STATED PROBLEM - Find the string "Россия" and gather every line that holds it.

GIVEN DATA -
....................

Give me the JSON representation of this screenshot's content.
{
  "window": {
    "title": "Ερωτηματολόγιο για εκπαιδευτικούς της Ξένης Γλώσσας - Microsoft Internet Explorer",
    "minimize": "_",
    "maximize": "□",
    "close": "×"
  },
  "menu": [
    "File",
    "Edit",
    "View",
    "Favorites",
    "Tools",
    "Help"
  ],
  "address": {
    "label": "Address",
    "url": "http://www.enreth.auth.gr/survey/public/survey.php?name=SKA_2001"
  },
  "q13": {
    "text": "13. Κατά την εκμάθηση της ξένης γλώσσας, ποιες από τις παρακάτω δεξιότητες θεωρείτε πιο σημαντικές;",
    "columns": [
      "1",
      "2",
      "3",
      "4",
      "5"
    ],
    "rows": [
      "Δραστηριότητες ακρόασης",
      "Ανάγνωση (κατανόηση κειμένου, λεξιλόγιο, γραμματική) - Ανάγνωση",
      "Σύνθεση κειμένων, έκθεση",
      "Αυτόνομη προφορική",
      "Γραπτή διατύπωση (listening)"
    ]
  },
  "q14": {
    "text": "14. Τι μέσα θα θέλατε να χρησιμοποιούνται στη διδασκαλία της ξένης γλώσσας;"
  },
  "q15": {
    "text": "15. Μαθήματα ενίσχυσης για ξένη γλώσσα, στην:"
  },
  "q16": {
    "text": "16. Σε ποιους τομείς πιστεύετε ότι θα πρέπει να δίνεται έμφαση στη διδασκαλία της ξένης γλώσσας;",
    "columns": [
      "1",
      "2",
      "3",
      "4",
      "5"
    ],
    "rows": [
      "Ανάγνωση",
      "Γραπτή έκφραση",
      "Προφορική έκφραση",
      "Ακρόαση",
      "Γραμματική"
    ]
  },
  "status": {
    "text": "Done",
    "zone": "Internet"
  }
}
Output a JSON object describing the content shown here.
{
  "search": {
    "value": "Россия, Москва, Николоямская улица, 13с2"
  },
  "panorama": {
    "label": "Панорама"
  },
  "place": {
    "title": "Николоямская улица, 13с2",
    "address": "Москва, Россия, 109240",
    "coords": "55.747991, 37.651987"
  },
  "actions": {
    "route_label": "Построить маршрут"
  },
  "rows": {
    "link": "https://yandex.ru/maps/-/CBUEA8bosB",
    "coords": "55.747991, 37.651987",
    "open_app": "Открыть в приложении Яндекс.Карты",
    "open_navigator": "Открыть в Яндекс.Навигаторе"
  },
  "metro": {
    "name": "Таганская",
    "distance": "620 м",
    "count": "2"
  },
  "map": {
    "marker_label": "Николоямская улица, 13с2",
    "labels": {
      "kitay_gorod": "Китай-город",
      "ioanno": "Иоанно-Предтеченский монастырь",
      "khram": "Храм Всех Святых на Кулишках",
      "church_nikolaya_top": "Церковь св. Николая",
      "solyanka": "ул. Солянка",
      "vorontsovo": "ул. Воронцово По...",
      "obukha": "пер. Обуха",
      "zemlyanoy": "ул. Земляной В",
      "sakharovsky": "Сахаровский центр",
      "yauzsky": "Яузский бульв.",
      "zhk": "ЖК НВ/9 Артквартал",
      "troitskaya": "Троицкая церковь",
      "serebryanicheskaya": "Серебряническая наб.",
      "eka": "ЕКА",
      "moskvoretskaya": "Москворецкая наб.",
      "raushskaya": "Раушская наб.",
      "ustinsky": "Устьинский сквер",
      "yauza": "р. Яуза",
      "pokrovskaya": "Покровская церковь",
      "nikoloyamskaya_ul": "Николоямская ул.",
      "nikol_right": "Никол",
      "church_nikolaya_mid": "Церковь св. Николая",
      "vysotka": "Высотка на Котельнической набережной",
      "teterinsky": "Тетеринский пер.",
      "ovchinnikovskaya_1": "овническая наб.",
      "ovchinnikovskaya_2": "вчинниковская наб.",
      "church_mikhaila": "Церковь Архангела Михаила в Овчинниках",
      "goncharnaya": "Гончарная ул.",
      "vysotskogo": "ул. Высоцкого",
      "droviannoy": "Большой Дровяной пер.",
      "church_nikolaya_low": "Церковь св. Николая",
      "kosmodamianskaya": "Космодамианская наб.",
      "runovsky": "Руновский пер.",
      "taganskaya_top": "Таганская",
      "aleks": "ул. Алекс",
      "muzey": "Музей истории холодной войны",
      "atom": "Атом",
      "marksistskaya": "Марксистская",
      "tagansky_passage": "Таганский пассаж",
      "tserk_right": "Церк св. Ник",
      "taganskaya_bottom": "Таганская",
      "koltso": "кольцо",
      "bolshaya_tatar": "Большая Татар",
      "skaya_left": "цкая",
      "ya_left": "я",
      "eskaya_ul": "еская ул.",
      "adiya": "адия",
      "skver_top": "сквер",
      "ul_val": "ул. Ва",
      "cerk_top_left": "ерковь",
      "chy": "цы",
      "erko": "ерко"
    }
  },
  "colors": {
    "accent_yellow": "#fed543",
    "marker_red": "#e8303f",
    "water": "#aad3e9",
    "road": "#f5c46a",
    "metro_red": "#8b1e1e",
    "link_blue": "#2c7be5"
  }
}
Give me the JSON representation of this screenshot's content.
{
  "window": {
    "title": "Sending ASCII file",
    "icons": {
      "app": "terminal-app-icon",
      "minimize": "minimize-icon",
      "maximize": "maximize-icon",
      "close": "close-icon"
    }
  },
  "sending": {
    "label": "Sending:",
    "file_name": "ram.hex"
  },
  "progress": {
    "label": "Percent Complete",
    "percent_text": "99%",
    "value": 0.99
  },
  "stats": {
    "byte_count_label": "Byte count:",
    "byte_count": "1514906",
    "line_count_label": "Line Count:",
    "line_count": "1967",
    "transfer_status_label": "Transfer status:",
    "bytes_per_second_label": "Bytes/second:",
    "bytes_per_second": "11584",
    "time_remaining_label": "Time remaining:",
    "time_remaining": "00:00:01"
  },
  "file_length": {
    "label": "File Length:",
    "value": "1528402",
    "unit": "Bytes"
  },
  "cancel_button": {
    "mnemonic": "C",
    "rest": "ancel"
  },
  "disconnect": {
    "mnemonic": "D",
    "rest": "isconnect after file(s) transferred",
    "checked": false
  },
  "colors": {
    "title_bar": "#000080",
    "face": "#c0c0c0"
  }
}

....................

REPLY -
    "value": "Россия, Москва, Николоямская улица, 13с2"
    "address": "Москва, Россия, 109240",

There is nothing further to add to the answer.